■ PASSAGE CITÉ:
....

# [Iptables] NAT et blocage involontaire [Rouvert]

## Jamesbch

Bonjour à tous,

EDIT 25.02.09: Vous n'avez pas besoin de tout relire, la discussion résumée et reprise reprend plus bas ici

---

ça fait quelques temps que j'essaie de faire un NAT en utilisant mon petit serveur de maison plutôt que d'utiliser le routeur. Malheureusement après plusieurs essais je n'arrive toujours pas à ce que je voudrais. La majeure partie du NAT fonctionne correcteur avec quelques bidouillages mais malgré cela certaines choses sont bloquées je ne sais pourquoi.

Par exemple je peux citer certains sites que je ne peux pas accéder après le NAT perso: hotmail.com, myspace.com. Il y a aussi MSN où je n'arrive pas à me connecter. Par contre la majeure partie des sites comme gentoo.org et la messagerie Jabber sont totalement fonctionnel. Dans les jeux par exemple WoW se connecte jusqu'à "Terminé !" mais ne va pas plus loin, par contre Warcraft III semble totalement fonctionnel.

Je n'arrive pas bien à cerner les points communs entre ces différentes connexions néanmoins je peux voir sur les logs ce qui est refusé.

....

■ MATÉRIEL COLLECTÉ:

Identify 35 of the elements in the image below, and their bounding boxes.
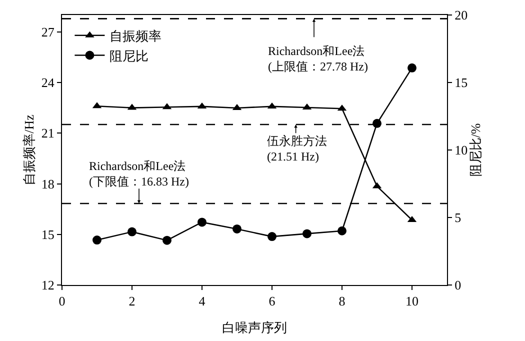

....

■ EXIGENCES: Dans le fil sur le NAT avec iptables, pourquoi l'ajout daté du 25.02.09 dit-il qu'il n'est pas nécessaire de tout relire ? Répondez en une à trois phrases.

■ RÉPONSE COMPLÈTE: Il n'est pas nécessaire de tout relire parce que la discussion, résumée et reprise, recommence plus bas dans le fil.